Excerpted records:
..........

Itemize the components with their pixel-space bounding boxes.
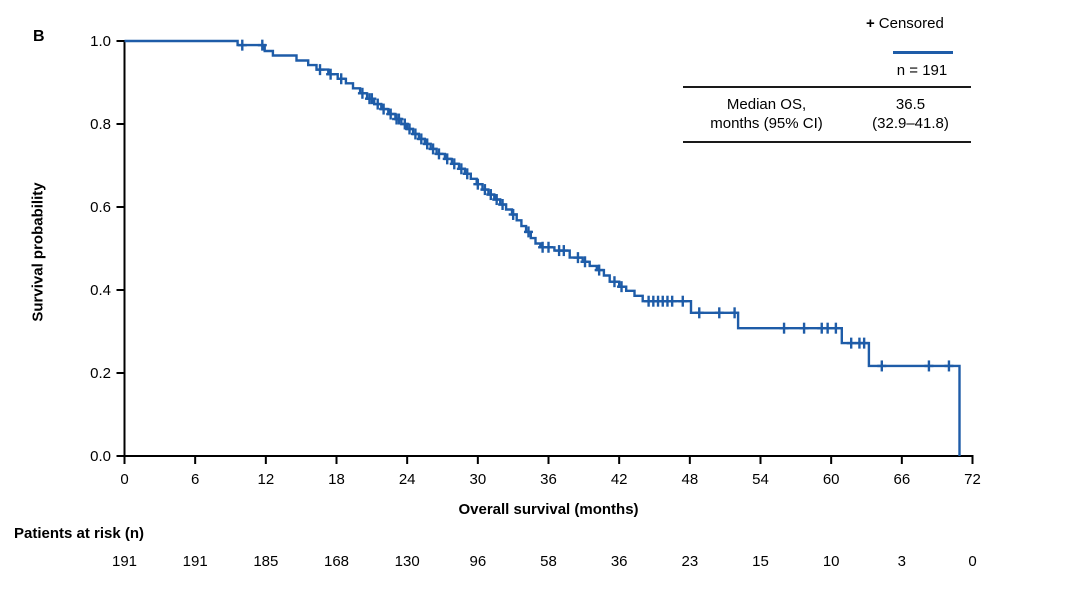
risk-value: 3	[898, 553, 906, 570]
median-os-header: Median OS, months (95% CI)	[683, 95, 850, 133]
median-os-value: 36.5 (32.9–41.8)	[850, 95, 971, 133]
y-tick-label: 0.8	[90, 116, 111, 133]
x-tick-label: 30	[469, 471, 486, 488]
x-tick-label: 18	[328, 471, 345, 488]
median-os-value-line2: (32.9–41.8)	[872, 115, 949, 132]
panel-label: B	[33, 28, 45, 45]
x-tick-label: 0	[120, 471, 128, 488]
median-os-header-line1: Median OS,	[726, 96, 807, 113]
censored-plus-icon: +	[866, 15, 875, 32]
risk-value: 0	[968, 553, 976, 570]
median-os-value-line1: 36.5	[895, 96, 926, 113]
y-tick-label: 0.4	[90, 282, 111, 299]
x-tick-label: 36	[540, 471, 557, 488]
risk-value: 191	[183, 553, 208, 570]
y-tick-label: 1.0	[90, 33, 111, 50]
risk-value: 96	[469, 553, 486, 570]
x-tick-label: 42	[611, 471, 628, 488]
risk-values: 191 191 185 168 130 96 58 36 23 15 10 3 0	[112, 553, 977, 570]
median-os-header-line2: months (95% CI)	[710, 115, 823, 132]
axes	[116, 40, 974, 464]
median-os-table: Median OS, months (95% CI) 36.5 (32.9–41…	[683, 86, 971, 143]
x-tick-label: 48	[681, 471, 698, 488]
risk-value: 15	[752, 553, 769, 570]
x-tick-label: 24	[399, 471, 416, 488]
legend-censored: + Censored	[866, 15, 944, 32]
x-tick-label: 72	[964, 471, 981, 488]
risk-value: 36	[611, 553, 628, 570]
x-axis-title: Overall survival (months)	[458, 501, 639, 518]
risk-value: 58	[540, 553, 557, 570]
series-n-label: n = 191	[896, 62, 948, 79]
risk-value: 191	[112, 553, 137, 570]
x-tick-label: 66	[893, 471, 910, 488]
x-tick-label: 60	[823, 471, 840, 488]
risk-value: 23	[681, 553, 698, 570]
x-tick-label: 12	[257, 471, 274, 488]
risk-value: 10	[823, 553, 840, 570]
risk-value: 185	[253, 553, 278, 570]
censored-label: Censored	[878, 15, 944, 32]
risk-value: 130	[395, 553, 420, 570]
patients-at-risk-label: Patients at risk (n)	[14, 525, 145, 542]
y-tick-label: 0.2	[90, 365, 111, 382]
y-tick-label: 0.0	[90, 448, 111, 465]
x-tick-label: 54	[752, 471, 769, 488]
y-tick-label: 0.6	[90, 199, 111, 216]
series-line-swatch	[893, 51, 953, 54]
tick-labels: 0.0 0.2 0.4 0.6 0.8 1.0 0 6 12 18 24 30 36 42 48 54 60 66…	[90, 33, 981, 488]
y-axis-title: Survival probability	[29, 182, 47, 322]
x-tick-label: 6	[191, 471, 199, 488]
risk-value: 168	[324, 553, 349, 570]
censor-marks	[237, 39, 954, 372]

..........

Task directions: Return the whole of the material above exactly, with no picture carried over.

Task output:
Itemize the components with their pixel-space bounding boxes.
risk-value: 3	[898, 553, 906, 570]
median-os-header: Median OS, months (95% CI)	[683, 95, 850, 133]
median-os-value: 36.5 (32.9–41.8)	[850, 95, 971, 133]
y-tick-label: 0.8	[90, 116, 111, 133]
x-tick-label: 30	[469, 471, 486, 488]
x-tick-label: 18	[328, 471, 345, 488]
median-os-value-line2: (32.9–41.8)	[872, 115, 949, 132]
panel-label: B	[33, 28, 45, 45]
x-tick-label: 0	[120, 471, 128, 488]
median-os-header-line1: Median OS,	[726, 96, 807, 113]
censored-plus-icon: +	[866, 15, 875, 32]
risk-value: 0	[968, 553, 976, 570]
median-os-value-line1: 36.5	[895, 96, 926, 113]
y-tick-label: 0.4	[90, 282, 111, 299]
x-tick-label: 36	[540, 471, 557, 488]
risk-value: 191	[183, 553, 208, 570]
y-tick-label: 1.0	[90, 33, 111, 50]
risk-value: 96	[469, 553, 486, 570]
x-tick-label: 42	[611, 471, 628, 488]
risk-values: 191 191 185 168 130 96 58 36 23 15 10 3 0	[112, 553, 977, 570]
median-os-header-line2: months (95% CI)	[710, 115, 823, 132]
axes	[116, 40, 974, 464]
median-os-table: Median OS, months (95% CI) 36.5 (32.9–41…	[683, 86, 971, 143]
x-tick-label: 48	[681, 471, 698, 488]
risk-value: 15	[752, 553, 769, 570]
x-tick-label: 24	[399, 471, 416, 488]
legend-censored: + Censored	[866, 15, 944, 32]
x-tick-label: 72	[964, 471, 981, 488]
risk-value: 36	[611, 553, 628, 570]
x-axis-title: Overall survival (months)	[458, 501, 639, 518]
risk-value: 58	[540, 553, 557, 570]
series-n-label: n = 191	[896, 62, 948, 79]
risk-value: 191	[112, 553, 137, 570]
x-tick-label: 66	[893, 471, 910, 488]
x-tick-label: 60	[823, 471, 840, 488]
risk-value: 23	[681, 553, 698, 570]
x-tick-label: 12	[257, 471, 274, 488]
risk-value: 10	[823, 553, 840, 570]
risk-value: 185	[253, 553, 278, 570]
censored-label: Censored	[878, 15, 944, 32]
risk-value: 130	[395, 553, 420, 570]
patients-at-risk-label: Patients at risk (n)	[14, 525, 145, 542]
y-tick-label: 0.2	[90, 365, 111, 382]
y-tick-label: 0.0	[90, 448, 111, 465]
x-tick-label: 54	[752, 471, 769, 488]
y-tick-label: 0.6	[90, 199, 111, 216]
series-line-swatch	[893, 51, 953, 54]
tick-labels: 0.0 0.2 0.4 0.6 0.8 1.0 0 6 12 18 24 30 36 42 48 54 60 66…	[90, 33, 981, 488]
y-axis-title: Survival probability	[29, 182, 47, 322]
x-tick-label: 6	[191, 471, 199, 488]
risk-value: 168	[324, 553, 349, 570]
censor-marks	[237, 39, 954, 372]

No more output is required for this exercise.